Will you write out all the entries below exactly?

[Saved entries]
++++

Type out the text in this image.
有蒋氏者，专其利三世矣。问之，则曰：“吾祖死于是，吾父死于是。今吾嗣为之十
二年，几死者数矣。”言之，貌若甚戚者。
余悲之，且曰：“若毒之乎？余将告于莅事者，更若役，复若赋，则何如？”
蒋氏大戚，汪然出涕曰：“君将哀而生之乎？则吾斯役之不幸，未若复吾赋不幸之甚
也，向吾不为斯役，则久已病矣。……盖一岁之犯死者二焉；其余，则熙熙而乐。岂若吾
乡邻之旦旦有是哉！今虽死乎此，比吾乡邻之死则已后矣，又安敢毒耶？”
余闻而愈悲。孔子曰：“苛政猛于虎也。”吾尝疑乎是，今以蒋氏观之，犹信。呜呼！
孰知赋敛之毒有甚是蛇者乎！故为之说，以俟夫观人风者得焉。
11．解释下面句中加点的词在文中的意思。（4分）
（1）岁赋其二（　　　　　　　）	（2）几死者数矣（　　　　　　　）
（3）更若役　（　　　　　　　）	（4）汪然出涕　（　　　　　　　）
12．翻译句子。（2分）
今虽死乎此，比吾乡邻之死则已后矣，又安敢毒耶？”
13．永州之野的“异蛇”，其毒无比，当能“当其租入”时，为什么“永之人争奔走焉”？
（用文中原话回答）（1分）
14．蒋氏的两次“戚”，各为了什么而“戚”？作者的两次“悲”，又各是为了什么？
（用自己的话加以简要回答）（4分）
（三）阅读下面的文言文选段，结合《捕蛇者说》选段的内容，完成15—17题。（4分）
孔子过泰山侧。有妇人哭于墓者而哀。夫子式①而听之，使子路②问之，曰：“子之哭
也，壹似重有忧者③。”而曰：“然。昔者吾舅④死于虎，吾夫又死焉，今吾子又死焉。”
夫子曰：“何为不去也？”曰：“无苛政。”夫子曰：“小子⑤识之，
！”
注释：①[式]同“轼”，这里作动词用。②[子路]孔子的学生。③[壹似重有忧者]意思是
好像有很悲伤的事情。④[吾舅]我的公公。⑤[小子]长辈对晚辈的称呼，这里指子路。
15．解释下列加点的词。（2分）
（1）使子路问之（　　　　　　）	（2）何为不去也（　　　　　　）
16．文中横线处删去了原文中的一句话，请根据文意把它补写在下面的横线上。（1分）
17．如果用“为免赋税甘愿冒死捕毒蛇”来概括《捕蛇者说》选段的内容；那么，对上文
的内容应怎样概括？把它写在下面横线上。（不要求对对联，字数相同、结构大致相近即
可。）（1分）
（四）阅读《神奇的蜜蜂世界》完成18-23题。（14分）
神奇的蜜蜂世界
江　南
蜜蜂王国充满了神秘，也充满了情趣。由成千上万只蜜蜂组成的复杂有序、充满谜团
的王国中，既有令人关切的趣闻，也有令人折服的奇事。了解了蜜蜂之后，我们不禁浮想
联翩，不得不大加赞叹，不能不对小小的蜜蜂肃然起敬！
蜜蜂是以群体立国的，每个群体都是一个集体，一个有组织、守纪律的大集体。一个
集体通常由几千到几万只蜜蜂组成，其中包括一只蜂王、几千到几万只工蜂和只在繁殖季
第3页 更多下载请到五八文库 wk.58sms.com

++++

Full response:
Type out the text in this image.
有蒋氏者，专其利三世矣。问之，则曰：“吾祖死于是，吾父死于是。今吾嗣为之十
二年，几死者数矣。”言之，貌若甚戚者。
余悲之，且曰：“若毒之乎？余将告于莅事者，更若役，复若赋，则何如？”
蒋氏大戚，汪然出涕曰：“君将哀而生之乎？则吾斯役之不幸，未若复吾赋不幸之甚
也，向吾不为斯役，则久已病矣。……盖一岁之犯死者二焉；其余，则熙熙而乐。岂若吾
乡邻之旦旦有是哉！今虽死乎此，比吾乡邻之死则已后矣，又安敢毒耶？”
余闻而愈悲。孔子曰：“苛政猛于虎也。”吾尝疑乎是，今以蒋氏观之，犹信。呜呼！
孰知赋敛之毒有甚是蛇者乎！故为之说，以俟夫观人风者得焉。
11．解释下面句中加点的词在文中的意思。（4分）
（1）岁赋其二（　　　　　　　）	（2）几死者数矣（　　　　　　　）
（3）更若役　（　　　　　　　）	（4）汪然出涕　（　　　　　　　）
12．翻译句子。（2分）
今虽死乎此，比吾乡邻之死则已后矣，又安敢毒耶？”
13．永州之野的“异蛇”，其毒无比，当能“当其租入”时，为什么“永之人争奔走焉”？
（用文中原话回答）（1分）
14．蒋氏的两次“戚”，各为了什么而“戚”？作者的两次“悲”，又各是为了什么？
（用自己的话加以简要回答）（4分）
（三）阅读下面的文言文选段，结合《捕蛇者说》选段的内容，完成15—17题。（4分）
孔子过泰山侧。有妇人哭于墓者而哀。夫子式①而听之，使子路②问之，曰：“子之哭
也，壹似重有忧者③。”而曰：“然。昔者吾舅④死于虎，吾夫又死焉，今吾子又死焉。”
夫子曰：“何为不去也？”曰：“无苛政。”夫子曰：“小子⑤识之，
！”
注释：①[式]同“轼”，这里作动词用。②[子路]孔子的学生。③[壹似重有忧者]意思是
好像有很悲伤的事情。④[吾舅]我的公公。⑤[小子]长辈对晚辈的称呼，这里指子路。
15．解释下列加点的词。（2分）
（1）使子路问之（　　　　　　）	（2）何为不去也（　　　　　　）
16．文中横线处删去了原文中的一句话，请根据文意把它补写在下面的横线上。（1分）
17．如果用“为免赋税甘愿冒死捕毒蛇”来概括《捕蛇者说》选段的内容；那么，对上文
的内容应怎样概括？把它写在下面横线上。（不要求对对联，字数相同、结构大致相近即
可。）（1分）
（四）阅读《神奇的蜜蜂世界》完成18-23题。（14分）
神奇的蜜蜂世界
江　南
蜜蜂王国充满了神秘，也充满了情趣。由成千上万只蜜蜂组成的复杂有序、充满谜团
的王国中，既有令人关切的趣闻，也有令人折服的奇事。了解了蜜蜂之后，我们不禁浮想
联翩，不得不大加赞叹，不能不对小小的蜜蜂肃然起敬！
蜜蜂是以群体立国的，每个群体都是一个集体，一个有组织、守纪律的大集体。一个
集体通常由几千到几万只蜜蜂组成，其中包括一只蜂王、几千到几万只工蜂和只在繁殖季
第3页 更多下载请到五八文库 wk.58sms.com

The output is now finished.